● **Task statement**
Below are some records. Pull every line that contains the word "page".

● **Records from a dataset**
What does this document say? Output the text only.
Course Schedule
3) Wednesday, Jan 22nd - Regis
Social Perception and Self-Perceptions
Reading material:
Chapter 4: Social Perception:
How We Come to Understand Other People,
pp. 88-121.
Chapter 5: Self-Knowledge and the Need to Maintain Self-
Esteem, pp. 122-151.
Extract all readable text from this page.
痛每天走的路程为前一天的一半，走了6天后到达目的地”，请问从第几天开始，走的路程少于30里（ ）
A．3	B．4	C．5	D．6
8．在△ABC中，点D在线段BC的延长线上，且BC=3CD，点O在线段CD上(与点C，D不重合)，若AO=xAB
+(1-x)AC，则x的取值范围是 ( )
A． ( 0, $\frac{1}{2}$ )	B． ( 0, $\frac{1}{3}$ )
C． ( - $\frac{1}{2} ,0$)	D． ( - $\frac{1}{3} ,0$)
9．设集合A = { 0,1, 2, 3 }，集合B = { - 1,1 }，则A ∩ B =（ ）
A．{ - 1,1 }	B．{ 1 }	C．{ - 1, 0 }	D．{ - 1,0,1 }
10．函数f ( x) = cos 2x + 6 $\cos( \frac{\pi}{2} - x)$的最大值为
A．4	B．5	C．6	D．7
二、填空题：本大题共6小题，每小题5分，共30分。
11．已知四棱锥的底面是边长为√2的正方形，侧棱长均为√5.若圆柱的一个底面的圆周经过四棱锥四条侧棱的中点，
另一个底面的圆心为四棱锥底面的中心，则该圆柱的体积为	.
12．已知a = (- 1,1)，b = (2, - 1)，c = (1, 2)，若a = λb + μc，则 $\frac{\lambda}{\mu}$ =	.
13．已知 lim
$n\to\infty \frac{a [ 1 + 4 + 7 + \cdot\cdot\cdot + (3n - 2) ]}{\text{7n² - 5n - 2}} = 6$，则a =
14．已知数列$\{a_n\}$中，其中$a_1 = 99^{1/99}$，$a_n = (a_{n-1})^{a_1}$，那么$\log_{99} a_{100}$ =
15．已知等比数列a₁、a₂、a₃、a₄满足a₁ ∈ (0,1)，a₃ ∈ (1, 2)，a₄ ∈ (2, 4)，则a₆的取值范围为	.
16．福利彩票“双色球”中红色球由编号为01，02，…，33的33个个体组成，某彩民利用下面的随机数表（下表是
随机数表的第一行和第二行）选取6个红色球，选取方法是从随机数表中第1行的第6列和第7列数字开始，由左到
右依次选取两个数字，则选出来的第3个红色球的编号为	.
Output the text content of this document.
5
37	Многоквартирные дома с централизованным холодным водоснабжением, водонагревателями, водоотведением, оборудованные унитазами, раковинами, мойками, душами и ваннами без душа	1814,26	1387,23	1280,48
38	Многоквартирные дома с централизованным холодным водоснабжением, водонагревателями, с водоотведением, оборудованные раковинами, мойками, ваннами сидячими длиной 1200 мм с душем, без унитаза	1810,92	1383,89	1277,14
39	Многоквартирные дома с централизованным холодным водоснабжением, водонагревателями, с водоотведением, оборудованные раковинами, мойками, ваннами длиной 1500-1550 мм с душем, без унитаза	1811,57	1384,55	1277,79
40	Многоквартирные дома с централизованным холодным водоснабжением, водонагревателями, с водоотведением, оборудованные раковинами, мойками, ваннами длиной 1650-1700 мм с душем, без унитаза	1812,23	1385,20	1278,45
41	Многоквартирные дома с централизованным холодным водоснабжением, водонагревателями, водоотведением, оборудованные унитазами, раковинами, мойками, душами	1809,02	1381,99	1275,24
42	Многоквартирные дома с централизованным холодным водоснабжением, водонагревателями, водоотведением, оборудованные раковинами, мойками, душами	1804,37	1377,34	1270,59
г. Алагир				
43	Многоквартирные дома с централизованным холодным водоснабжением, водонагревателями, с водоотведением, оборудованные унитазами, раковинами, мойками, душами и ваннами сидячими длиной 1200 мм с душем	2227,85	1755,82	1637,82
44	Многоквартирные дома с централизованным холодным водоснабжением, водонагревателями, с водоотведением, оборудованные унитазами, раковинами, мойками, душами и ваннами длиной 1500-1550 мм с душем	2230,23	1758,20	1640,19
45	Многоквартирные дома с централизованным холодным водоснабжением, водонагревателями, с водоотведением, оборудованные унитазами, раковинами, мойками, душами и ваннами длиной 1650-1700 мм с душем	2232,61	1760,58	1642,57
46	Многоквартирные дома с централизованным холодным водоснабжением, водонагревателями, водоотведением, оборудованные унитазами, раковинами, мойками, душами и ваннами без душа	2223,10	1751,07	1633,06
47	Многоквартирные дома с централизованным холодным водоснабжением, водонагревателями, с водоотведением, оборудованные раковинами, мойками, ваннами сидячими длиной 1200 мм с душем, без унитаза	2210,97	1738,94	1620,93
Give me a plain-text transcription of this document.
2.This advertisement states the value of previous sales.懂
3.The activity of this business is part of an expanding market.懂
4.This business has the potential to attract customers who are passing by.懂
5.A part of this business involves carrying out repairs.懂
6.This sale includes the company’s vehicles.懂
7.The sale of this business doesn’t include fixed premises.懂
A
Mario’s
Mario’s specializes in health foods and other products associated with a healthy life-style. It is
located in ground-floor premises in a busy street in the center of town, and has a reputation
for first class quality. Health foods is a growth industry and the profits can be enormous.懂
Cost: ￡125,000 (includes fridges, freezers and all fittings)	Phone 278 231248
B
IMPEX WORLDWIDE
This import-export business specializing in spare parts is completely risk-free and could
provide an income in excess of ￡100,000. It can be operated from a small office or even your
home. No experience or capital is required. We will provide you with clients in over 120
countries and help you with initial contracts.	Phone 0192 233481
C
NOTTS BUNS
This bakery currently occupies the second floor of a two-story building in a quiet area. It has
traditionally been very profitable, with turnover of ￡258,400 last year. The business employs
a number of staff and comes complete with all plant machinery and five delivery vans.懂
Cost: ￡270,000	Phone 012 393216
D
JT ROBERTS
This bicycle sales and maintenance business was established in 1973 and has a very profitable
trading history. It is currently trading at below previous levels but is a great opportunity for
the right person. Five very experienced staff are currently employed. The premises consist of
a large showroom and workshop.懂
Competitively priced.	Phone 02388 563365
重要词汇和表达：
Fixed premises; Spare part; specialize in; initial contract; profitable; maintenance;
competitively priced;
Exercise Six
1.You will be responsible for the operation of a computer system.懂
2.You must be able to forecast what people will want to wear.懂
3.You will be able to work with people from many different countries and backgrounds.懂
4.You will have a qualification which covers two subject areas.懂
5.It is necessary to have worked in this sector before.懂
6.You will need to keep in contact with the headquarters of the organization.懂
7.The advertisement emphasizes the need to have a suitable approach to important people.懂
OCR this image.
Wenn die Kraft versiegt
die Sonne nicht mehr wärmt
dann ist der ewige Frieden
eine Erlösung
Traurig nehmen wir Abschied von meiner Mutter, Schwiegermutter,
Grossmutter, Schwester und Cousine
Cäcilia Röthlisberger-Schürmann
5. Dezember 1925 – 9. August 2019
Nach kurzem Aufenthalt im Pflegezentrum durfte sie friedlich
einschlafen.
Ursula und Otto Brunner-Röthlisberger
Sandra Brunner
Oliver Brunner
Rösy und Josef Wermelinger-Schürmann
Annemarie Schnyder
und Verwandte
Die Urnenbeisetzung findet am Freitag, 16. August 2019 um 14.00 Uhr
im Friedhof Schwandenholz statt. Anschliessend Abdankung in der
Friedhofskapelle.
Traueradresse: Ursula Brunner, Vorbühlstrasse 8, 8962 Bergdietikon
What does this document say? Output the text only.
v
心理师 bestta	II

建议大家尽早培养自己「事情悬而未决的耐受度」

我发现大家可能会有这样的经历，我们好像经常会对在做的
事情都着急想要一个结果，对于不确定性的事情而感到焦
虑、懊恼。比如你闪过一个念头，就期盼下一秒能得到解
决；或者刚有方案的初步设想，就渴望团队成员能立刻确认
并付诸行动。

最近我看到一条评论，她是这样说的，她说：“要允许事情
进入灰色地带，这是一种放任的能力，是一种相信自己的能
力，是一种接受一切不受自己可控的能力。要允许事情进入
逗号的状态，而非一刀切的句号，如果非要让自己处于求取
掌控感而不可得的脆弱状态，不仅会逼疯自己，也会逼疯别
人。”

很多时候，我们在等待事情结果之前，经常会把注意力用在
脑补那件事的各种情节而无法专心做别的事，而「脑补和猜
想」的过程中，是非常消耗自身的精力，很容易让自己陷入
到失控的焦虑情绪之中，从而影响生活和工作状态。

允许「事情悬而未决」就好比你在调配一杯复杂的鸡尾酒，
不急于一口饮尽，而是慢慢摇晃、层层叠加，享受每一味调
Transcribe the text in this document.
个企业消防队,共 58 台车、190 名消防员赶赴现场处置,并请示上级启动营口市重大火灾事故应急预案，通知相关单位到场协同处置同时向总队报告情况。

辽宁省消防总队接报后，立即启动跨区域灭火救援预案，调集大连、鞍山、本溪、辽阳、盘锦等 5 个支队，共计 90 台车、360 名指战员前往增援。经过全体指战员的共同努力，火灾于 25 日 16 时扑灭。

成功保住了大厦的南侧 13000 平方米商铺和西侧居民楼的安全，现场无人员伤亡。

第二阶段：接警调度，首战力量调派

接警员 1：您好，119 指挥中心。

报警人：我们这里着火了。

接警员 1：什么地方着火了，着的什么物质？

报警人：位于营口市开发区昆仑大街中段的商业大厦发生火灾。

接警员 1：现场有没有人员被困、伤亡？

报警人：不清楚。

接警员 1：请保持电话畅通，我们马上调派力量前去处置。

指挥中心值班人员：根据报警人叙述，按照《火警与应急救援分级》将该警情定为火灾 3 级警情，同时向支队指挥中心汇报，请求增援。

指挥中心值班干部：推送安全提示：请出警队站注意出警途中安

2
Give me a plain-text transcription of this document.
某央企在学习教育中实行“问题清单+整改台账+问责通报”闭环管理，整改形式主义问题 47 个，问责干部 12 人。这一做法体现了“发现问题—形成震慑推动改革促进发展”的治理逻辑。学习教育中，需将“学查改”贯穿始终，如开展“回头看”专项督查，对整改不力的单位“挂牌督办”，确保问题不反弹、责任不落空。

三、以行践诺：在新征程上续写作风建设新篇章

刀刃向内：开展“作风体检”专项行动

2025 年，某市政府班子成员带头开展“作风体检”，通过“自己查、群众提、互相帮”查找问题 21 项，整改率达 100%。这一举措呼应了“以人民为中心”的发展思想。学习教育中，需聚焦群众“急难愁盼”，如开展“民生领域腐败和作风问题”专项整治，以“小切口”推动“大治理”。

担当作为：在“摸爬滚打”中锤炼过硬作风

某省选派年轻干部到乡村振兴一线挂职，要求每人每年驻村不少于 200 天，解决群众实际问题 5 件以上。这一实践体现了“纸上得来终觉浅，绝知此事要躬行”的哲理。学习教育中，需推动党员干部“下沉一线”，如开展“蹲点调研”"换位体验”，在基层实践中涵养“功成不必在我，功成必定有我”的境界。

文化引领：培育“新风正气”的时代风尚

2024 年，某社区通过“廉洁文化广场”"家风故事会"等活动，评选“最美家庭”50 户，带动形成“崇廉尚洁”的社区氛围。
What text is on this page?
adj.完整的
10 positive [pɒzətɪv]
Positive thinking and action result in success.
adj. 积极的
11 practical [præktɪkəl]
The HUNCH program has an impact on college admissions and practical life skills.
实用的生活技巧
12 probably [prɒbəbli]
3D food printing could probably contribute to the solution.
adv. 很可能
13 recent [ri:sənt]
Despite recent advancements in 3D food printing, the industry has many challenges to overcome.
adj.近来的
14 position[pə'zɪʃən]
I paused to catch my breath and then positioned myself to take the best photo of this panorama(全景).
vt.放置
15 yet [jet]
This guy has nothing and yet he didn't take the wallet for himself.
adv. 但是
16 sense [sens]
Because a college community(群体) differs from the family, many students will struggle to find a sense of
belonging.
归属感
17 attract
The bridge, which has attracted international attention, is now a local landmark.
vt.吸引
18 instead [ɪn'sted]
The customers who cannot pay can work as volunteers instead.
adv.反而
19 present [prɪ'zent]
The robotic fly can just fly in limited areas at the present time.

● **Solution to this exercise**
Extract all readable text from this page.
What text is on this page?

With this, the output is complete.